Source records
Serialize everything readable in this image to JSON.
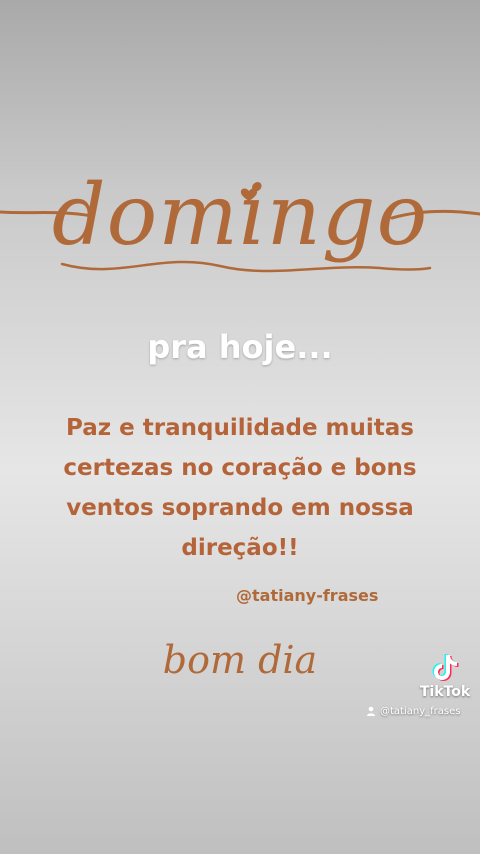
{
  "title": "domingo",
  "subtitle": "pra hoje...",
  "message": "Paz e tranquilidade muitas certezas no coração e bons ventos soprando em nossa direção!!",
  "handle": "@tatiany-frases",
  "closing": "bom dia",
  "watermark": {
    "brand": "TikTok",
    "username": "@tatiany_frases",
    "icon": "tiktok-note-icon"
  },
  "colors": {
    "accent": "#b06a3a",
    "subtitle": "#ffffff"
  }
}
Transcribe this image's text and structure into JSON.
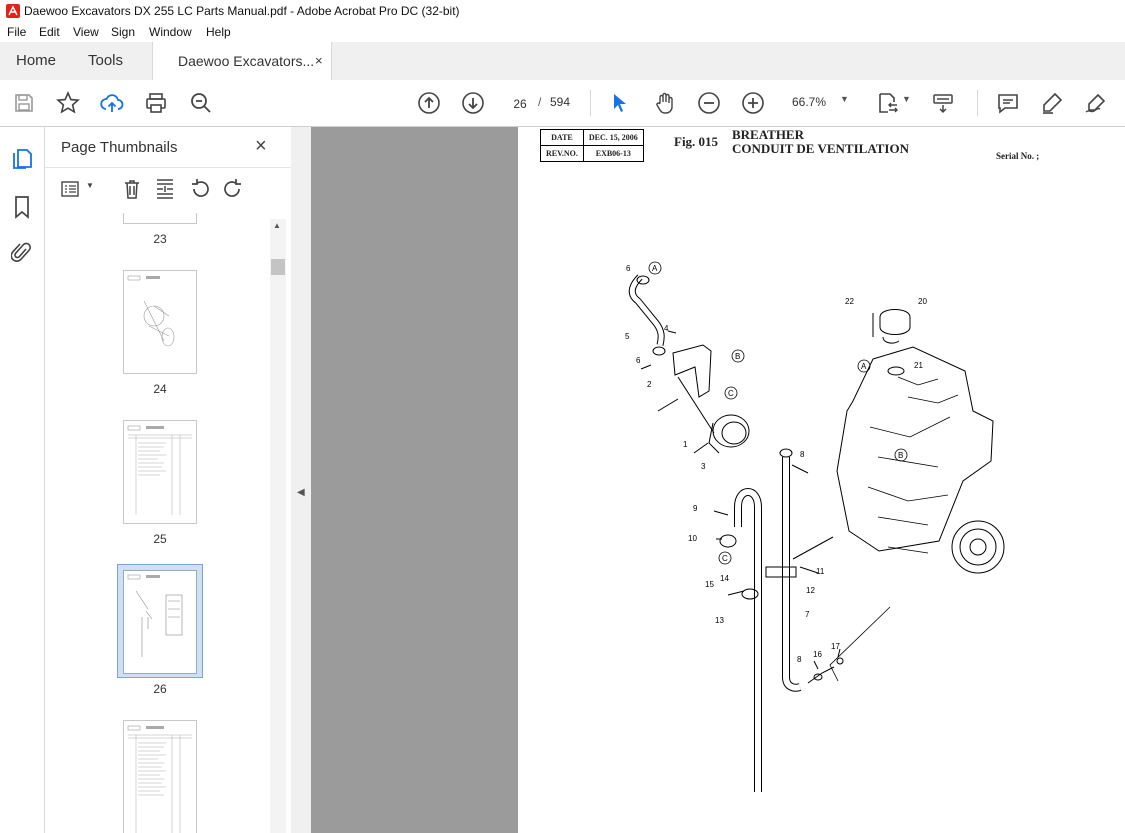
{
  "window": {
    "title": "Daewoo Excavators DX 255 LC Parts Manual.pdf - Adobe Acrobat Pro DC (32-bit)"
  },
  "menu": [
    "File",
    "Edit",
    "View",
    "Sign",
    "Window",
    "Help"
  ],
  "tabs": {
    "home": "Home",
    "tools": "Tools",
    "document": "Daewoo Excavators...",
    "close": "×"
  },
  "toolbar": {
    "page_current": "26",
    "page_sep": "/",
    "page_total": "594",
    "zoom": "66.7%"
  },
  "panel": {
    "title": "Page Thumbnails",
    "close": "×",
    "thumbnails": [
      {
        "label": "23"
      },
      {
        "label": "24"
      },
      {
        "label": "25"
      },
      {
        "label": "26",
        "selected": true
      },
      {
        "label": ""
      }
    ]
  },
  "document": {
    "date_label": "DATE",
    "date_value": "DEC. 15, 2006",
    "rev_label": "REV.NO.",
    "rev_value": "EXB06-13",
    "fig": "Fig. 015",
    "title_en": "BREATHER",
    "title_fr": "CONDUIT DE VENTILATION",
    "serial": "Serial No. ;",
    "callouts": [
      "6",
      "A",
      "5",
      "4",
      "6",
      "B",
      "2",
      "C",
      "1",
      "3",
      "8",
      "9",
      "10",
      "C",
      "15",
      "14",
      "13",
      "12",
      "7",
      "11",
      "8",
      "16",
      "17",
      "22",
      "20",
      "A",
      "21",
      "B"
    ]
  },
  "colors": {
    "accent": "#1473e6",
    "selected_thumb": "#7aa7d8",
    "viewer_bg": "#9b9b9b"
  }
}
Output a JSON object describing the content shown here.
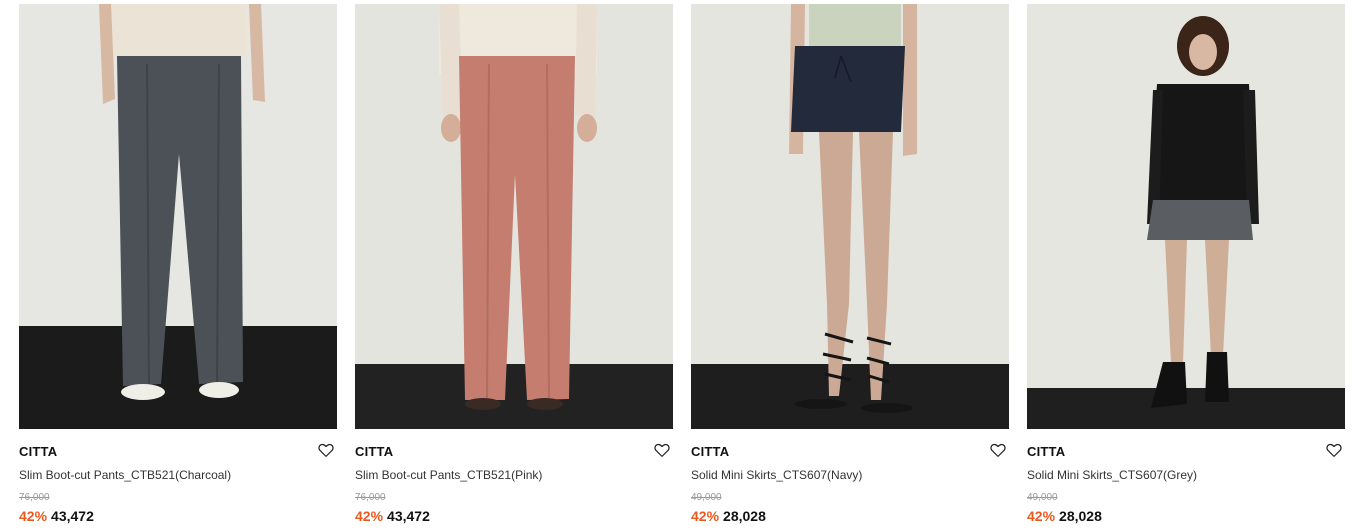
{
  "products": [
    {
      "brand": "CITTA",
      "name": "Slim Boot-cut Pants_CTB521(Charcoal)",
      "original_price": "76,000",
      "discount": "42%",
      "sale_price": "43,472",
      "image": "model-charcoal-bootcut-pants"
    },
    {
      "brand": "CITTA",
      "name": "Slim Boot-cut Pants_CTB521(Pink)",
      "original_price": "76,000",
      "discount": "42%",
      "sale_price": "43,472",
      "image": "model-pink-bootcut-pants"
    },
    {
      "brand": "CITTA",
      "name": "Solid Mini Skirts_CTS607(Navy)",
      "original_price": "49,000",
      "discount": "42%",
      "sale_price": "28,028",
      "image": "model-navy-mini-skirt"
    },
    {
      "brand": "CITTA",
      "name": "Solid Mini Skirts_CTS607(Grey)",
      "original_price": "49,000",
      "discount": "42%",
      "sale_price": "28,028",
      "image": "model-grey-mini-skirt"
    }
  ],
  "icons": {
    "wishlist": "heart-outline-icon"
  },
  "colors": {
    "discount": "#e85a1f",
    "original_price": "#9a9a9a",
    "text": "#111111"
  }
}
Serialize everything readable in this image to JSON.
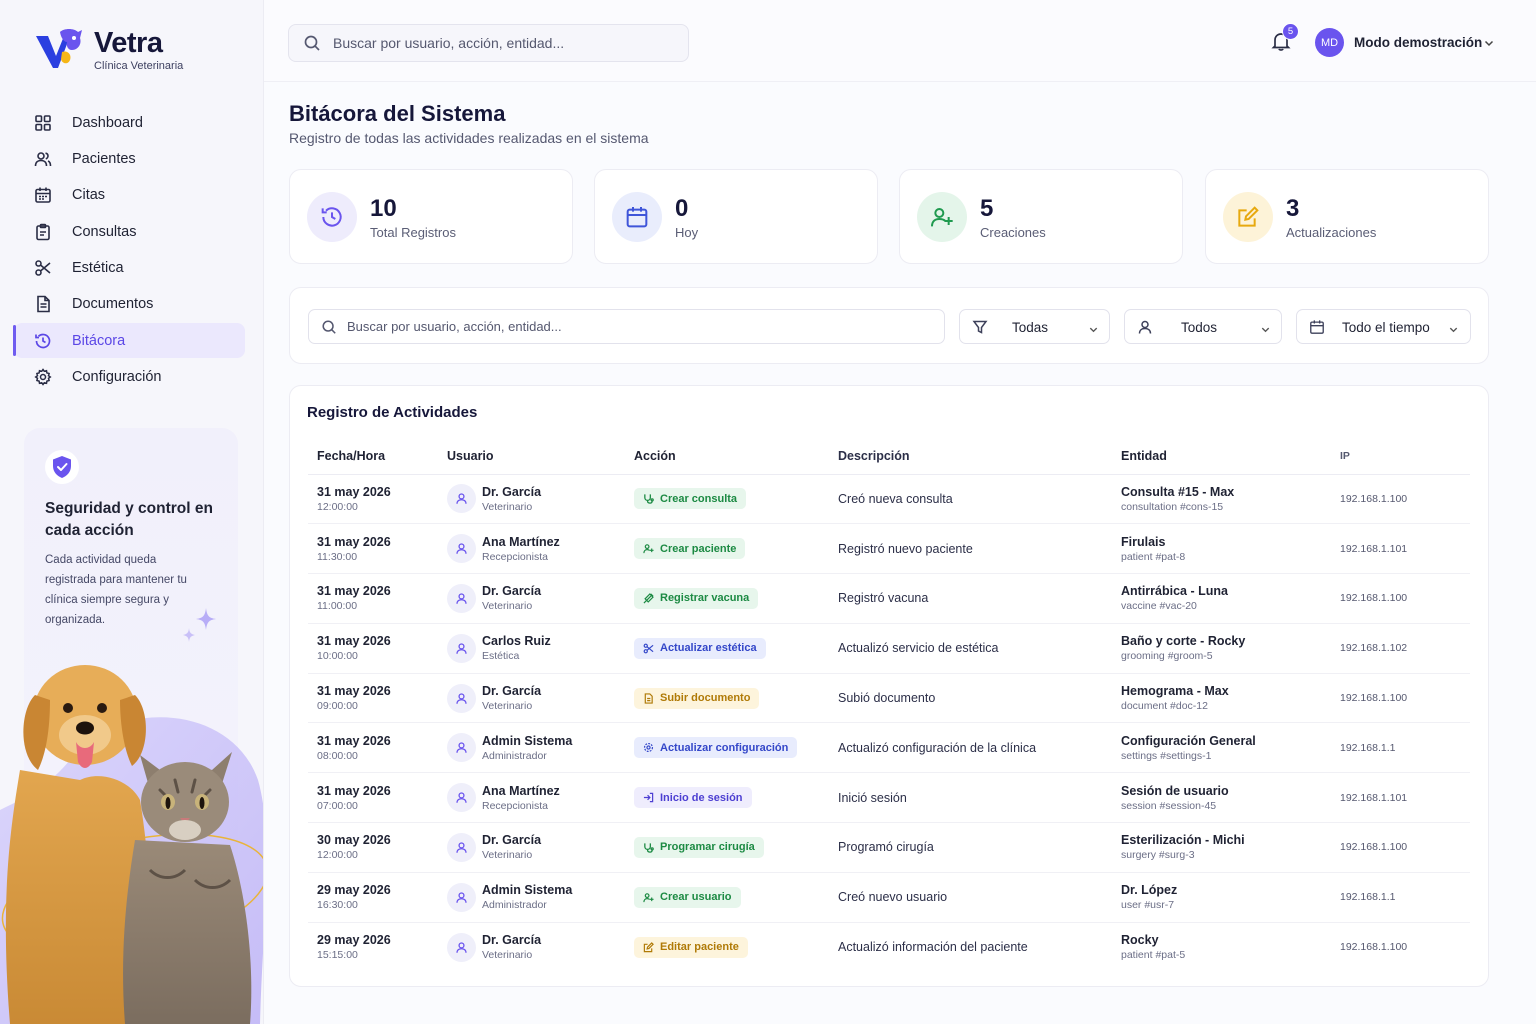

Exercise objective »
Pull every line containing the word "model" out of the material.

Full response »
      "image": "model-charcoal-bootcut-pants"
      "image": "model-pink-bootcut-pants"
      "image": "model-navy-mini-skirt"
      "image": "model-grey-mini-skirt"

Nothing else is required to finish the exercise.